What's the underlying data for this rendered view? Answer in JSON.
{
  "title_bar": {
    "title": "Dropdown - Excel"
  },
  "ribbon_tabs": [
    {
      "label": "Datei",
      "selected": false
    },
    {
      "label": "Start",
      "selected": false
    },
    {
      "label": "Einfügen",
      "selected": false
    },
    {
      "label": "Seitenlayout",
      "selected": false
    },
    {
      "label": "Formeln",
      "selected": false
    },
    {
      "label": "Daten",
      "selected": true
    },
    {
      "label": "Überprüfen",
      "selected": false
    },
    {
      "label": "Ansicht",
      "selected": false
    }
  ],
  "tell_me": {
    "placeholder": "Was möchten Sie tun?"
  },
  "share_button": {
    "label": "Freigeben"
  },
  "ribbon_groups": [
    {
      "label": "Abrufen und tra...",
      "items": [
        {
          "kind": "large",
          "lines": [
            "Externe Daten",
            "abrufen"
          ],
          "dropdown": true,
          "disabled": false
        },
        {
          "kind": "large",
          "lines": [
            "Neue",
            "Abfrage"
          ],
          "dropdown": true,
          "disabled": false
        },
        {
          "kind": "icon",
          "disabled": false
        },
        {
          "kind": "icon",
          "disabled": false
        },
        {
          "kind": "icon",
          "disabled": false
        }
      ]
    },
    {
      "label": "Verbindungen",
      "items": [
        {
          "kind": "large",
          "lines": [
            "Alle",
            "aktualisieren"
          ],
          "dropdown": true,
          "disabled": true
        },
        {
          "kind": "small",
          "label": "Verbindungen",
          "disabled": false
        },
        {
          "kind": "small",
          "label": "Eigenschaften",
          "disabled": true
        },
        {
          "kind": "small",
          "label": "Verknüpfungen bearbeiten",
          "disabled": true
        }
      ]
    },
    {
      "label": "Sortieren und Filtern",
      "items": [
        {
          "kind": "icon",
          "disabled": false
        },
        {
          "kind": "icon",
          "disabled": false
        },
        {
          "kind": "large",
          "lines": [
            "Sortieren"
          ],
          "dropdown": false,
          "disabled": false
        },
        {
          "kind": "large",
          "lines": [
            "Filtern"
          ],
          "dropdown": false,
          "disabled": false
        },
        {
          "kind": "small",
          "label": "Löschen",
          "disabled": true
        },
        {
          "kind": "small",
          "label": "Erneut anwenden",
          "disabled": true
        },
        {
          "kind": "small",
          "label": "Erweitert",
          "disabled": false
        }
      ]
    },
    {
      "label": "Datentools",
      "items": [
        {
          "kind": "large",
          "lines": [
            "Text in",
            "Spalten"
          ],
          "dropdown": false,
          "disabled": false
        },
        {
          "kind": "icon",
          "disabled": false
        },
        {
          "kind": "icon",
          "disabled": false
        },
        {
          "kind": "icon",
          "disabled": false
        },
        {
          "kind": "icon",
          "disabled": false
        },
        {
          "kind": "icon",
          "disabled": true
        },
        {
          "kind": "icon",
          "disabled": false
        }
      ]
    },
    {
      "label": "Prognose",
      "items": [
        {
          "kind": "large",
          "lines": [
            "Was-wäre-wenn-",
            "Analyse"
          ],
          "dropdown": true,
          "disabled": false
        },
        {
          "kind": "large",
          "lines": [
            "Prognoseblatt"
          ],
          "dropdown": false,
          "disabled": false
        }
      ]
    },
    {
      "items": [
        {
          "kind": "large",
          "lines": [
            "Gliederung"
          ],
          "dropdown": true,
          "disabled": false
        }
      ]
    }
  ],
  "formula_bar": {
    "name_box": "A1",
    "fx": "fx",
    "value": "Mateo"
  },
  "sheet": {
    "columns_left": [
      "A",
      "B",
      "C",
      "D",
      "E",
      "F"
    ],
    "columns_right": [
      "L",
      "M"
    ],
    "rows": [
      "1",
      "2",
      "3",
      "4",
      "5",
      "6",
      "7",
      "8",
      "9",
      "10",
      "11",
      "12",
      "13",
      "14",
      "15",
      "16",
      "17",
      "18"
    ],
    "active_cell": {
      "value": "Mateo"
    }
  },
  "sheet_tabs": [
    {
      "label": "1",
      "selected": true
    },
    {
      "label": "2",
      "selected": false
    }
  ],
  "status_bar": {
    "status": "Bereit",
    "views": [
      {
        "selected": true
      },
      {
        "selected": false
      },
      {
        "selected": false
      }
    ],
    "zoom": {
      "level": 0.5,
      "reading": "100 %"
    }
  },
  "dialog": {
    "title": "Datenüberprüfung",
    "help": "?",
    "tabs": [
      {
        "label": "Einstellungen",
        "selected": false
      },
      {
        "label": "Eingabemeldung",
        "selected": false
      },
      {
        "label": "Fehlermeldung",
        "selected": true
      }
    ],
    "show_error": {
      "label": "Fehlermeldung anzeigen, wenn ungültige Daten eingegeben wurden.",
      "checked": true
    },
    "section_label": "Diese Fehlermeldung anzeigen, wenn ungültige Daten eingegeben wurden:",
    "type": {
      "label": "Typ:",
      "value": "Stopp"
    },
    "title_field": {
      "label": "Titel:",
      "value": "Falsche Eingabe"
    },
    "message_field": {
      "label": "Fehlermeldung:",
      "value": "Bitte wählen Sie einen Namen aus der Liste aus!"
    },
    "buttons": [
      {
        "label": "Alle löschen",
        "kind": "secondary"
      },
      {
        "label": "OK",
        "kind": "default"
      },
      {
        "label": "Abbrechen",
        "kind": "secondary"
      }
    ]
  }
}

• [Exercise objective]:
In the records, locate each line holding the string "value" and copy it.

• [Complete response]:
    "value": "Mateo"
      "value": "Mateo"
      "value": "Stopp"
      "value": "Falsche Eingabe"
      "value": "Bitte wählen Sie einen Namen aus der Liste aus!"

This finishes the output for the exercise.